_PAGE TEXT_
— start —
Queen Elizabeth II | 1926-2022 | Rest in Peace

Is there a thread for celebrities being cancelled due to their opinions on the monarchy? Trevor Sinclair is getting it for his tweets.

Possibly wishful thinking on my part but I reckon Liz Truss' previous anti-monarchy stance might put a damper on The Mail/The Express etc's rush to burn people at the stake for this. Not too arsed about Sinclair disappearing for a while personally given his history of being an utter gobshite.
 
Banned more like.

Unbelievable using a Manchester United public forum to post such vile disrespectful comments.
I think for as many people who can keep their shit together during these next few days there will be as many losing it and making statements that are usually the result if at least 6, maybe 10 pints of snakebite while trying not to fall over in the piss and sawdust. Grant them mercy and a bit of sniggering for they know not where they left their brains.
 
Thank you for that. So there does not seem to be so much pomp and ceremony as in the UK.
That's anyway not really appreciated in the Netherlands more generally. Plus it helps that kings/queens normally retire in the Netherlands, they don't stay at it until their deaths. Finally, the monarchy just isn't seen as such a defining feature in the Netherlands. It's more like fun, traditional thing to have around. (Or not, depending on your views.)

I'm firmly in the 'or not' camp myself. I was Canada and the Netherlands would get rid of their monarchies yesterday. It's not happening yet, but the monarchy is gradually losing popularity in the Netherlands, and same in Canada - I think the general mood is getting more into apathy in both places.

Some great posts in the last 10 or so pages by @neverdie and @Wibble btw. (And some I'm forgetting probably.)
 
That's anyway not really appreciated in the Netherlands more generally. Plus it helps that kings/queens normally retire in the Netherlands, they don't stay at it until their deaths. Finally, the monarchy just isn't seen as such a defining feature in the Netherlands. It's more like fun, traditional thing to have around. (Or not, depending on your views.)

I'm firmly in the 'or not' camp myself. I was Canada and the Netherlands would get rid of their monarchies yesterday. It's not happening yet, but the monarchy is gradually losing popularity in the Netherlands, and same in Canada - I think the general mood is getting more into apathy in both places.

Some great posts in the last 10 or so pages by @neverdie and @Wibble btw. (And some I'm forgetting probably.)
Thanks mate and don’t worry about it.
 
On a more serious note, did the Queen have a caf account? It must be @Hectic right? Makes so much sense
 
Heard so many good things about her but the bad things heard about her out weighs the good she had done, Heard she's a Racist, killed millions or people...
— end —
_ENTRIES SHOWN_
— start —
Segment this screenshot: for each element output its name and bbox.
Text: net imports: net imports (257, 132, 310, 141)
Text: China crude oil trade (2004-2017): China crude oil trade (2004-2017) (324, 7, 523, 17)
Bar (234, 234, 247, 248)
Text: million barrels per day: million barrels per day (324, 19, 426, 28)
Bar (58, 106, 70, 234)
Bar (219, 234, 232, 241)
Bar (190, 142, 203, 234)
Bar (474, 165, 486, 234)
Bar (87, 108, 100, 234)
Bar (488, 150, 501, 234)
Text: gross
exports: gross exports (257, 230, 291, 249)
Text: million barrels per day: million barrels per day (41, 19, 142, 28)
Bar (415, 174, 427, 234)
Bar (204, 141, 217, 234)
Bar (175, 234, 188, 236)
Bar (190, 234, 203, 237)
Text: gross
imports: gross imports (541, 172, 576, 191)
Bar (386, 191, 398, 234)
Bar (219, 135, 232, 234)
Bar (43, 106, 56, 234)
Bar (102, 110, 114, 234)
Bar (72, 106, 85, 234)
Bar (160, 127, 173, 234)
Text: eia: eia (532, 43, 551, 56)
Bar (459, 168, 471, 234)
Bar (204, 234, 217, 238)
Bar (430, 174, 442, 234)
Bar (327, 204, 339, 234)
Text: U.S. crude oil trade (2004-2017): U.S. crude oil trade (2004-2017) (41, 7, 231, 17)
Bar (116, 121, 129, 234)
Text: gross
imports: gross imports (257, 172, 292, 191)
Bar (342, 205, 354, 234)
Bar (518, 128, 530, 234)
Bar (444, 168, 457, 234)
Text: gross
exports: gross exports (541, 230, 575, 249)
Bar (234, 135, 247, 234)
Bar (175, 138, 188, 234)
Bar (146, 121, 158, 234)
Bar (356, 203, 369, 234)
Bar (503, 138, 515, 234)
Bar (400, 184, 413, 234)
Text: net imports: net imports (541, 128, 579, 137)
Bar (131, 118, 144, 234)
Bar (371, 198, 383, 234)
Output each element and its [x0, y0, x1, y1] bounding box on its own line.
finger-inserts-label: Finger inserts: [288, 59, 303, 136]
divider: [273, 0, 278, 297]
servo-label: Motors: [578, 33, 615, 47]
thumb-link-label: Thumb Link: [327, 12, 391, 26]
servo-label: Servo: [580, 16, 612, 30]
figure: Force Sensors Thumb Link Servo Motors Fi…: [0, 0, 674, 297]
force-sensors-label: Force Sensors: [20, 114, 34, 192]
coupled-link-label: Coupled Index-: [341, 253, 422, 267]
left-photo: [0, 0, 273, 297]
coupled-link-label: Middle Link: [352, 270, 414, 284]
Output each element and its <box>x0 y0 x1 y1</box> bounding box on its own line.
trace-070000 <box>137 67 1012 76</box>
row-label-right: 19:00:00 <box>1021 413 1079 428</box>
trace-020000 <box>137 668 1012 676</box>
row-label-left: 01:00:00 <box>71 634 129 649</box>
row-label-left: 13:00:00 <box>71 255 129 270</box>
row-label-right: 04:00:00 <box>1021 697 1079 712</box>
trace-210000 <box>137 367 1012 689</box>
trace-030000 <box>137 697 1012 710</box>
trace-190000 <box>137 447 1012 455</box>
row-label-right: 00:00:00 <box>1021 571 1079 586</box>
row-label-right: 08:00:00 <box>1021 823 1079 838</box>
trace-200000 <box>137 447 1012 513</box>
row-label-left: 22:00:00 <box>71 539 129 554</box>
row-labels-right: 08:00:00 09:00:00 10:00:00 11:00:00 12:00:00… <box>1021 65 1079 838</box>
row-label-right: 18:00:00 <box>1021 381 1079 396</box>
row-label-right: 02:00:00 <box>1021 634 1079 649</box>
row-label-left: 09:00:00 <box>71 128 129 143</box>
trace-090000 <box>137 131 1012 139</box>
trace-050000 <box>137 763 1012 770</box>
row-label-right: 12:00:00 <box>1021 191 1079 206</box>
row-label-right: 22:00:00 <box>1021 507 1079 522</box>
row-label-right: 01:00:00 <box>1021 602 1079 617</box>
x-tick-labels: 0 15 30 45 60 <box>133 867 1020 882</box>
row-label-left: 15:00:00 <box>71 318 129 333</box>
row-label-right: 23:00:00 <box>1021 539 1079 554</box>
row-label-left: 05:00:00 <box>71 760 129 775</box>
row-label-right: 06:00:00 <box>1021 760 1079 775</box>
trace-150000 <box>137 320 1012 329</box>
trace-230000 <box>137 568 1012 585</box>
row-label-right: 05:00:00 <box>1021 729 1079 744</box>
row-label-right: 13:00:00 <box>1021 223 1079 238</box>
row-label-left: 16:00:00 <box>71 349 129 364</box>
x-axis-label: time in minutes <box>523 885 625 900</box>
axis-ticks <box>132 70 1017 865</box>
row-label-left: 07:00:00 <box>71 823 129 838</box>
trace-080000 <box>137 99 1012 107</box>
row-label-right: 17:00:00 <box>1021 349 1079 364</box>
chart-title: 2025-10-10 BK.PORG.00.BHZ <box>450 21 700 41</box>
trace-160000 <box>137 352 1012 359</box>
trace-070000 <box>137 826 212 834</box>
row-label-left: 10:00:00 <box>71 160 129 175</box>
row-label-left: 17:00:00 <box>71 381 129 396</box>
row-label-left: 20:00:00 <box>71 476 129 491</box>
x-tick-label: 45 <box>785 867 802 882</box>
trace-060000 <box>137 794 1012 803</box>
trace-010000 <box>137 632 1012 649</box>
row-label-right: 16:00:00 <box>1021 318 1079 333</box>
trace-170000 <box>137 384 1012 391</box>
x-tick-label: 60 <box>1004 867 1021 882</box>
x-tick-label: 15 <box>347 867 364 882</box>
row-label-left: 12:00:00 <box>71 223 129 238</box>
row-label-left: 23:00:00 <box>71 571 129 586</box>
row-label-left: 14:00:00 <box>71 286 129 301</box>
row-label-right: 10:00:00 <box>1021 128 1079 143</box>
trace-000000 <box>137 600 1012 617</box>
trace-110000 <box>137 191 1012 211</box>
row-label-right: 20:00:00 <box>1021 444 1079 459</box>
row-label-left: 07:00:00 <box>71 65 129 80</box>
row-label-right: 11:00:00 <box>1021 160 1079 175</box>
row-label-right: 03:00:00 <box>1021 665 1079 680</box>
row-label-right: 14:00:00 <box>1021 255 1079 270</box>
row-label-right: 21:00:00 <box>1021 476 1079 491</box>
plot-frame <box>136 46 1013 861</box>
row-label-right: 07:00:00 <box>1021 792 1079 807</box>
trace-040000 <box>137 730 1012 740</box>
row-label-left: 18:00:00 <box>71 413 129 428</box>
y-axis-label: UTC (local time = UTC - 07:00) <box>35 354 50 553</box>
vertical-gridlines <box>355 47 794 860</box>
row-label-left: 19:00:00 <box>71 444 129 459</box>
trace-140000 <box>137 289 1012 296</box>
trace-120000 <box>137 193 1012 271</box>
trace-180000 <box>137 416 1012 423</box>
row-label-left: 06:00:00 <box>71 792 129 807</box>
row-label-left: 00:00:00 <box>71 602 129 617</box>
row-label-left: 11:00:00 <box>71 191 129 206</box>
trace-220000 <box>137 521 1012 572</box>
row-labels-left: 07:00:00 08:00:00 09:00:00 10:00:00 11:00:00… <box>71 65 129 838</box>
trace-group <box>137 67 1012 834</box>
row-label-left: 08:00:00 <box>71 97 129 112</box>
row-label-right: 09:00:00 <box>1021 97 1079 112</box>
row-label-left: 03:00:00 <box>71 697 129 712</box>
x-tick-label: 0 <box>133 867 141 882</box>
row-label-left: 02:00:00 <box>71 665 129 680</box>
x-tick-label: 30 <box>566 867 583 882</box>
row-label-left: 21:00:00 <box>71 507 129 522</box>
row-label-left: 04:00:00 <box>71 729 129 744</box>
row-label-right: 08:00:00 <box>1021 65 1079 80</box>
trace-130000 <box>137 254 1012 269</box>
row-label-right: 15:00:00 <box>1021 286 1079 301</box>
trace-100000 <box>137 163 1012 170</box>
— end —
_TO BE DONE_
1. List every forum username that appears with an @ sign in the Queen Elizabeth II forum thread.
2. Continue the forum thread about Queen Elizabeth II from its final post onward.
The records have no connection to the forum thread about Queen Elizabeth II.

_PER-TASK OUTPUTS_
1. @neverdie, @Wibble, @Hectic

2.
What's her legacy for those of you from the UK?
 
Heard so many good things about her but the bad things heard about her out weighs the good she had done, Heard she's a Racist, killed millions or people...

What's her legacy for those of you from the UK?

for a lot of us she will be remembered for being our first time. since the 50s she is estimated to have invoked prima nocta on no less than 370,000 occasions.
 
The Prince Charles speech was good. Fair fecking play to him for keeping his shit together. Kind of always liked him since he became a bit of a hippy. Reckon he’ll do a good job.
I agree. I’m no royalist by any means but when he was talking about losing his mum it was quite moving. Anyone who’s lost a parent can relate to that.
 
Some great posts in the last 10 or so pages by @neverdie and @Wibble btw. (And some I'm forgetting probably.)
i found this to be a great read
That's Enough Monarchy for Now, Thank You
Craig Murray said:
The plans for the queen’s demise were organised decades ago and it shows. The BBC, ITV and Channels 4 and even 5 stop all entertainment in favour of pre-prepared sycophancy, as though we still lived in a world where people could not switch over and watch Gordon Ramsay on Blaze instead — and that’s ignoring Netflix, Amazon and the entire internet.

I watched a few minutes of the BBC last night, up until a “royal commentator” said that people were standing outside Buckingham Palace because the nation needed to draw together for physical comfort in its great grief. There were a couple of hundred of them. Broadcasters kept focusing on a dozen bouquets left on a pavement in a desperate attempt to whip up people to produce more.

I do not doubt this will all work and there will indeed be big crowds and carpets of flowers. Many people felt a great deal of devotion to Elizabeth II, or rather to the extraordinarily sanitised image of her with which they were presented.

I witnessed her at very close quarters working on two state visits which I had a major part in organising, to Poland and to Ghana. She was very dutiful and serious, genuinely anxious to get everything right and worried by it. She struck me as personally pleasant and kindly. She was not, to be frank, particularly bright and sharp. I was used to working with senior ministers both domestic and foreign and she was not at that level. But then somebody selected purely by accident of birth is unlikely to be so.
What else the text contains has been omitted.